TASK DESCRIPTION | Read the records below and copy each line that contains "before".

Data entries |
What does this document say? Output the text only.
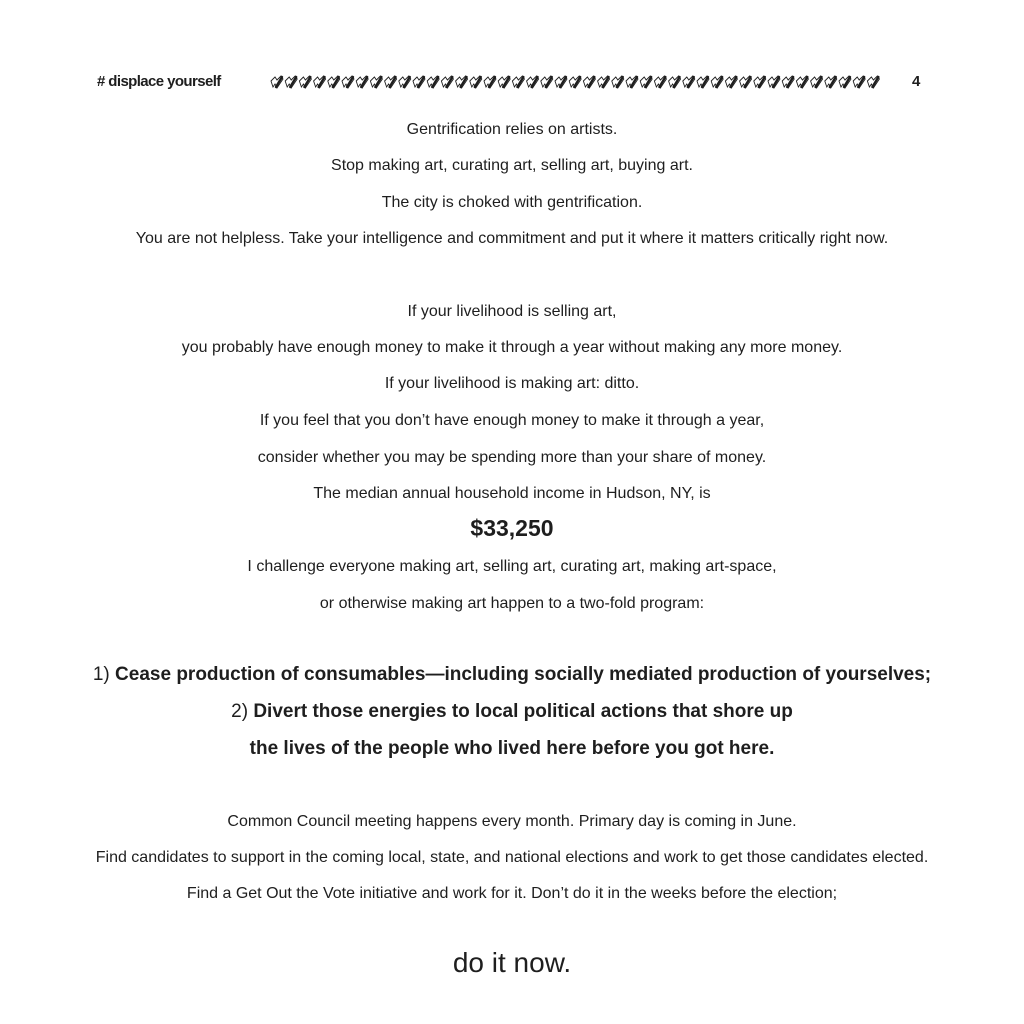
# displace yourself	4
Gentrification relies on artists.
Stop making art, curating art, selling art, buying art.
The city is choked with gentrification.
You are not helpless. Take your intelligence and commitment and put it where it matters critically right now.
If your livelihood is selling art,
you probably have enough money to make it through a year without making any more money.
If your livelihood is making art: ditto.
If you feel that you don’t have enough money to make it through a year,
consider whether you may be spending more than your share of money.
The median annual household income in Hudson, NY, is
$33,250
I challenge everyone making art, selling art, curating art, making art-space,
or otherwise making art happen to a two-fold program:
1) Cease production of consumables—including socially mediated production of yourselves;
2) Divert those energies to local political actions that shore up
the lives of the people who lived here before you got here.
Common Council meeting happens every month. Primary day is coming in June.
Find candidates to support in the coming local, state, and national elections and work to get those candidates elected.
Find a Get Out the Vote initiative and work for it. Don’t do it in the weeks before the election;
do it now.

...

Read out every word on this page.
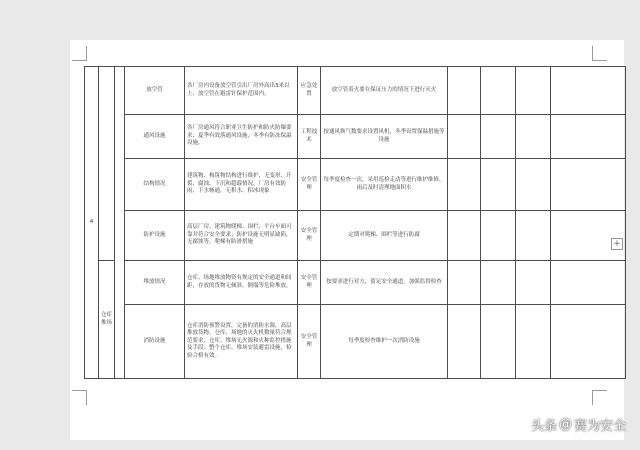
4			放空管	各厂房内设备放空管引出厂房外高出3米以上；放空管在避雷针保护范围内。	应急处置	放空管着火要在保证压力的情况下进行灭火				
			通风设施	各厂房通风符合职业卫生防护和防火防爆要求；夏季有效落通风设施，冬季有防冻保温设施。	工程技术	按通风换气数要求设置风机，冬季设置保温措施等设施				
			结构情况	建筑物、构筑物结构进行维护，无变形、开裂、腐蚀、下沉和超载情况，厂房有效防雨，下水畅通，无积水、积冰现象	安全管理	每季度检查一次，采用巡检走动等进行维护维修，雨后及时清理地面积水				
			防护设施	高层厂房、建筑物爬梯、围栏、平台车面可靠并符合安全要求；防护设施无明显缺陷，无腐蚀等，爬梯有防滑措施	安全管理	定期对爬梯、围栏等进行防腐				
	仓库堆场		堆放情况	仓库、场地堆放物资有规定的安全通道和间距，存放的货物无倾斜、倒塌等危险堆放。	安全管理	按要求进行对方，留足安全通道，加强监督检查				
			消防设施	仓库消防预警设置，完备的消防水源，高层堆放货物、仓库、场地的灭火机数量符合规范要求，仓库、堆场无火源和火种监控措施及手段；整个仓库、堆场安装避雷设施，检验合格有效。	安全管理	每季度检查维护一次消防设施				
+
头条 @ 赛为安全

---

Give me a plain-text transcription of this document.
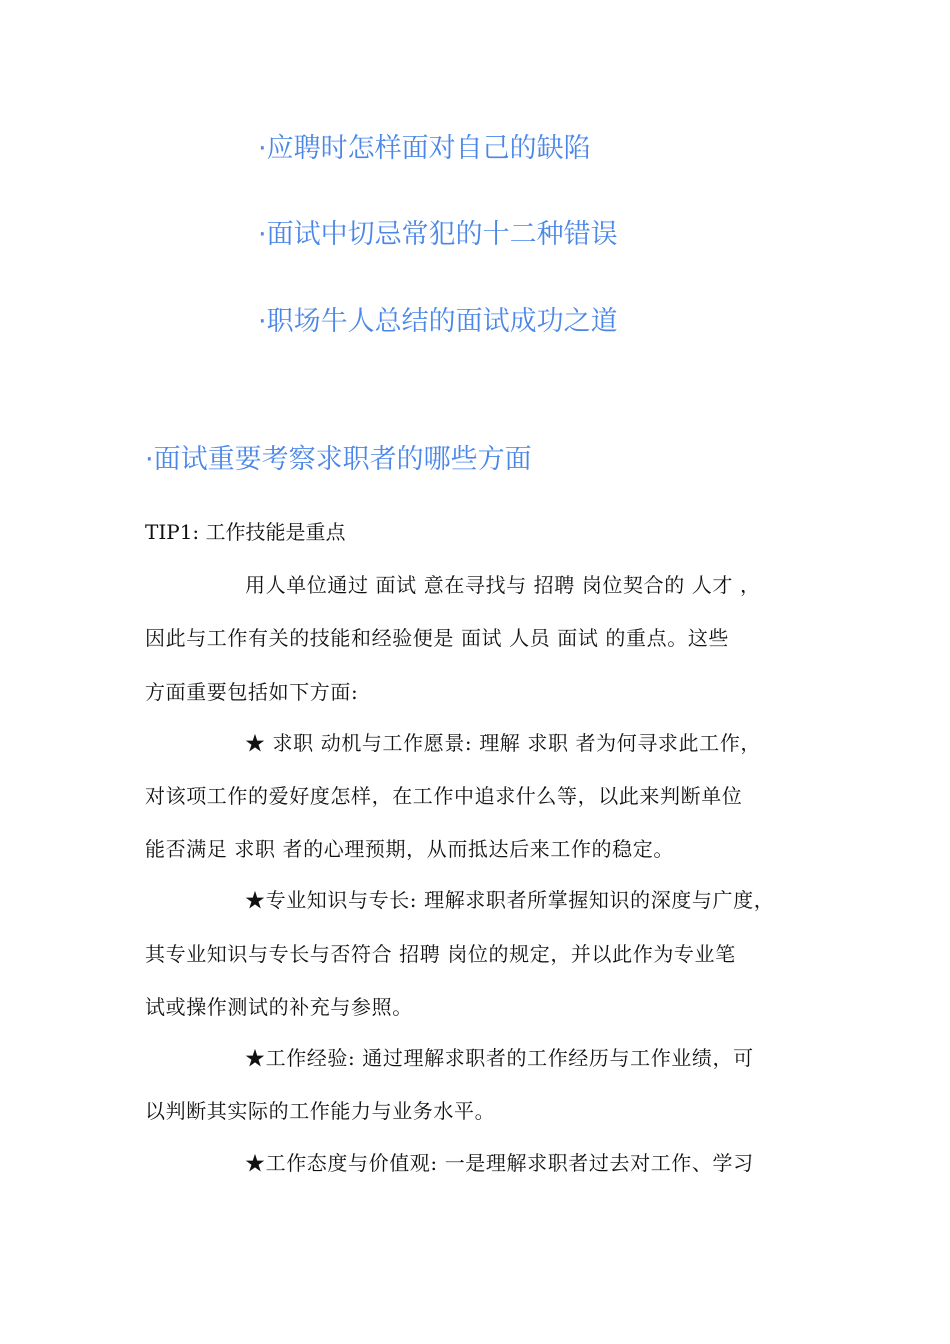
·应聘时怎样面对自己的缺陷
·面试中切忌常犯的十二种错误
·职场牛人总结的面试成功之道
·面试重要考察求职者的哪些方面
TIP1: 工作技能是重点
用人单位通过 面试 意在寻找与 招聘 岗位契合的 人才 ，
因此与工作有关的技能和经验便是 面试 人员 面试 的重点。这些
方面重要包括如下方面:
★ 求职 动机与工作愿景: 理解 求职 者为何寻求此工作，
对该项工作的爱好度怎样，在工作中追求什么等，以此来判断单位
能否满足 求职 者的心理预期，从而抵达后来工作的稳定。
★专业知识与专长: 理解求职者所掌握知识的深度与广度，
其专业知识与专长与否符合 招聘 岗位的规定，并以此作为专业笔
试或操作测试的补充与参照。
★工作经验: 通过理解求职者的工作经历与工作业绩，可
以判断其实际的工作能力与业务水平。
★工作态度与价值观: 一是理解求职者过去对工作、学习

EXERCISE RESULT |
the lives of the people who lived here before you got here.
Find a Get Out the Vote initiative and work for it. Don’t do it in the weeks before the election;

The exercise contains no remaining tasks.